80年代、偏差値主義の学校教育の波のなかで僕らは激しくもがいた。
競争原理が横行し、いわれのない暴力が罪のない少年達をあざ笑った。テレビのブラウン管の向こう側で、知らない国の知らない暴力が語られる。ごはんを食べるまも惜しんでなぜか自慢の英単語集を憶えるのに時間を費やし、大切ななにかを無駄にしてきたのかも知れない。
もちろんそんなことは明らかに間違えているし、だいいちちっともたのしくない。
でも、「NO」とはいえなかった。
そして思った。

       世界は悪意に満ちているのだろうか?

僕は授業時間にこっそり隠れて物語や詩を読んだ。
物語に映し出された世界は、とてもたいせつな優しい世界だった、僕はでもそれが現実からの逃避のように思えて、いつだって後ろめたい気持ちを持ちつずけた。
今、思う。
世界は単一ではないし、いろんな見方ができる多面体のようなものだ、と。

    「一粒の砂に世界を観る
     一輪の野花に天界を眺める
     汝のてに無限を握れ
     そして一刻のなかに久遠を」

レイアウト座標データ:
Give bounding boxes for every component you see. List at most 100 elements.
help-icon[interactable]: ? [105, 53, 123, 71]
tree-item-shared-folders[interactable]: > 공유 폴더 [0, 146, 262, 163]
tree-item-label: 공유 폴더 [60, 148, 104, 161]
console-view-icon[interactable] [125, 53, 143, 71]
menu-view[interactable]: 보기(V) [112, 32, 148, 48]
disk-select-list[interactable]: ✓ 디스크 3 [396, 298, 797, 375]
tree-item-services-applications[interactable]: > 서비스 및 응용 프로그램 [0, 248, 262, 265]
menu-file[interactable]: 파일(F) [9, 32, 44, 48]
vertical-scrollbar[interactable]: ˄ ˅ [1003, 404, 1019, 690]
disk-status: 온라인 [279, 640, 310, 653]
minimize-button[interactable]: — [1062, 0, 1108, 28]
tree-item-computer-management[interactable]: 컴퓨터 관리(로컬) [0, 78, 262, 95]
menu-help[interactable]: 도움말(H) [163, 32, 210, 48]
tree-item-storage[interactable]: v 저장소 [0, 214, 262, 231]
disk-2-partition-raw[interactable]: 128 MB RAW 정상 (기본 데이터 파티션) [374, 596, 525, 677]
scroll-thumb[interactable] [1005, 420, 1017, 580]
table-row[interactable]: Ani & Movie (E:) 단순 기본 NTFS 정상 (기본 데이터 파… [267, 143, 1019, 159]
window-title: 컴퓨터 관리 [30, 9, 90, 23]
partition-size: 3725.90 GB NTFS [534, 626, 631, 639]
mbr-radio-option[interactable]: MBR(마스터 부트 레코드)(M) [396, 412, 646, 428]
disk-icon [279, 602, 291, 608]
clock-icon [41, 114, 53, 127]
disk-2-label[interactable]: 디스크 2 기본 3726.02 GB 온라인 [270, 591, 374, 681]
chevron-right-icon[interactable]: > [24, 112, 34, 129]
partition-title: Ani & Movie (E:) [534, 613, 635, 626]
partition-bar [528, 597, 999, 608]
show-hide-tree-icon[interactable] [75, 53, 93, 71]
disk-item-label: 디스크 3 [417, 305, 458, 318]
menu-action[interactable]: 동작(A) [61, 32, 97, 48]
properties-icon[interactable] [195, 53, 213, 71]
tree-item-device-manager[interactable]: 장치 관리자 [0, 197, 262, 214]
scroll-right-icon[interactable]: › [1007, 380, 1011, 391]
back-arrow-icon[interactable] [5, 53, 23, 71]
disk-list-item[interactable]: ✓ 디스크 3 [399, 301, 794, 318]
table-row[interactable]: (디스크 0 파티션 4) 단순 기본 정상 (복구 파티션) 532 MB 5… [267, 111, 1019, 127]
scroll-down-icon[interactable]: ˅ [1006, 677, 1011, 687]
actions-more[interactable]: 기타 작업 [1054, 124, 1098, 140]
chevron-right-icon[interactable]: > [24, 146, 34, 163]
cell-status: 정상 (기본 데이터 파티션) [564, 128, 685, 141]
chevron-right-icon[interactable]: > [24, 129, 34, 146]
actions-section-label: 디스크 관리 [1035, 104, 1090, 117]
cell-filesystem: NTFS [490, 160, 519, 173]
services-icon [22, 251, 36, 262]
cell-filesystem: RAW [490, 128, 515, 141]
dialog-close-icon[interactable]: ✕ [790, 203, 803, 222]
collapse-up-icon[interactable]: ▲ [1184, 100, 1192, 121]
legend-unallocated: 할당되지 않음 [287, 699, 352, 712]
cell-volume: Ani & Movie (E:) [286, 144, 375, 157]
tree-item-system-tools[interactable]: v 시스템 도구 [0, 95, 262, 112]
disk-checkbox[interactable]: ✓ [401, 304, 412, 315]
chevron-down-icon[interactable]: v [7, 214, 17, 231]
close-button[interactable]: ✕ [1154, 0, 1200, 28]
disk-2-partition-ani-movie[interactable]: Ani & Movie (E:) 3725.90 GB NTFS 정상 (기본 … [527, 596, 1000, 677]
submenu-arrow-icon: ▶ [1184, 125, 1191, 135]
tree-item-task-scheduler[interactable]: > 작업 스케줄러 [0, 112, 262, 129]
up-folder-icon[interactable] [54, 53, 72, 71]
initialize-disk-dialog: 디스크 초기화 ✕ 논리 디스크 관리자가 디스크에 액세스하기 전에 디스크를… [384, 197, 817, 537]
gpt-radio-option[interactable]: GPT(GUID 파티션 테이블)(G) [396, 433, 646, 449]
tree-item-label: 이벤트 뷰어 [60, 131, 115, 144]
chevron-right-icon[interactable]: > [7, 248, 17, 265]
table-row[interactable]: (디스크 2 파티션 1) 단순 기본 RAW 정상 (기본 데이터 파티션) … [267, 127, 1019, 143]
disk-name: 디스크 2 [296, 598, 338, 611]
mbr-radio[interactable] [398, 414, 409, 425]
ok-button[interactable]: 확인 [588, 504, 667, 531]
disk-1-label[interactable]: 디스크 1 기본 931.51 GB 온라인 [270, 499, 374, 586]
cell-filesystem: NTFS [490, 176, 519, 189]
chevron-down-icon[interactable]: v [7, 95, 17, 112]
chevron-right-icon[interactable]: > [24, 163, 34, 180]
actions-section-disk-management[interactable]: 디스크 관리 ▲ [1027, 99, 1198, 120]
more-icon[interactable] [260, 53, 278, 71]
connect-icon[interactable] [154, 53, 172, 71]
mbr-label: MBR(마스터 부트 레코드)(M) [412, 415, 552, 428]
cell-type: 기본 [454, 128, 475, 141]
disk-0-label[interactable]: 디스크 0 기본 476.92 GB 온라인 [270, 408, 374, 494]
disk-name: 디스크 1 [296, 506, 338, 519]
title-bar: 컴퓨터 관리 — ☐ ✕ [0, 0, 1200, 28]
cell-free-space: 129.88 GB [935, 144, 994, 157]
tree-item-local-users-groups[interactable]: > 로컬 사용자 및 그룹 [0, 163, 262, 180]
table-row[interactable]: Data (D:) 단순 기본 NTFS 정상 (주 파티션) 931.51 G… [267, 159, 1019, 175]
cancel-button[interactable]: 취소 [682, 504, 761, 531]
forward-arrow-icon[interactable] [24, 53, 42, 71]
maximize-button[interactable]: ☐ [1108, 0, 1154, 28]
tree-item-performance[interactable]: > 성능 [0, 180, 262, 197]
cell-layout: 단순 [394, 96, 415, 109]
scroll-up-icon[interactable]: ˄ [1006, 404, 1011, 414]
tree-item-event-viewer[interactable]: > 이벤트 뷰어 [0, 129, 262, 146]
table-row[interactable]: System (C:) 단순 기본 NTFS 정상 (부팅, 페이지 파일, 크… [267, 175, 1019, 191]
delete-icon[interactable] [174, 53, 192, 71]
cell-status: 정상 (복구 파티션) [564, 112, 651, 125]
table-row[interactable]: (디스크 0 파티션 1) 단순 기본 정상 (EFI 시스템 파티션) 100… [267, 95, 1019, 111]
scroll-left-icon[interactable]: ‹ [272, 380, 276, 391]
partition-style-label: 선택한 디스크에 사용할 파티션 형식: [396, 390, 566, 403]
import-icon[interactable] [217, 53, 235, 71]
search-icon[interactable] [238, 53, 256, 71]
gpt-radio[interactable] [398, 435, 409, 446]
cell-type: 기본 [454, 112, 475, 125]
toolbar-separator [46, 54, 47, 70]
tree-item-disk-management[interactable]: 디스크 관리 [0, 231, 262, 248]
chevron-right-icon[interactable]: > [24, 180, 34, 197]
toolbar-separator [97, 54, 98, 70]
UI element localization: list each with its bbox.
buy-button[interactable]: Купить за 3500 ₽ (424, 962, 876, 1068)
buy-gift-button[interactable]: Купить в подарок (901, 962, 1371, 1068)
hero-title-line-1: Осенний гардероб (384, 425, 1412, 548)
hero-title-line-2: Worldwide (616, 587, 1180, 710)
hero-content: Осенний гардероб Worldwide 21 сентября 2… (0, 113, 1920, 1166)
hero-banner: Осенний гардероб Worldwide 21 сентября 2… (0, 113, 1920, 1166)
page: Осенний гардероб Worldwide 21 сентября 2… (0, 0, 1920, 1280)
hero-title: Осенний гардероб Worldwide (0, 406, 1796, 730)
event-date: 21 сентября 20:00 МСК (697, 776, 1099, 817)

設問:
1) 80年代の学校教育を振り返る文章について、次の問いに答えてください。
(a) 語り手が、ごはんを食べるまも惜しんで憶えるのに時間を費やしたものは何ですか。
(b) 語り手が授業時間にこっそり隠れて読んだものは何ですか。
(c) 今の語り手は、世界をどのようなものだと考えていますか。
2) 80年代の学校教育を振り返る文章の続きを書いてください。
レイアウト座標データの各行は、80年代の学校教育を振り返る文章とは関係がありません。

解答:
1)
(a) 自慢の英単語集
(b) 物語や詩
(c) 単一ではなく、いろんな見方ができる多面体のようなもの

2)
W・ブレイクの詩の一節。
あるとき、その言葉を目にして僕は救われたように思う。
最近、よく酒を飲む。
嫌なことから目をそらせたいのだ。昔とおなじように。でもこの言葉をふいに思い出す。そして世界がつらく思えるのは自分の見方が偏りすぎている、そんな風に思う。

    「あんまり考えてばかりじゃだめだよ。」

そのとうりだ。
言葉ひとつで救われるときもある。
たのしいことをしていこう、こころが喜ぶこと。呼吸と空の青さに感謝しよう。
考えてばかりじゃだめだね。


みんながしあわせでありますように。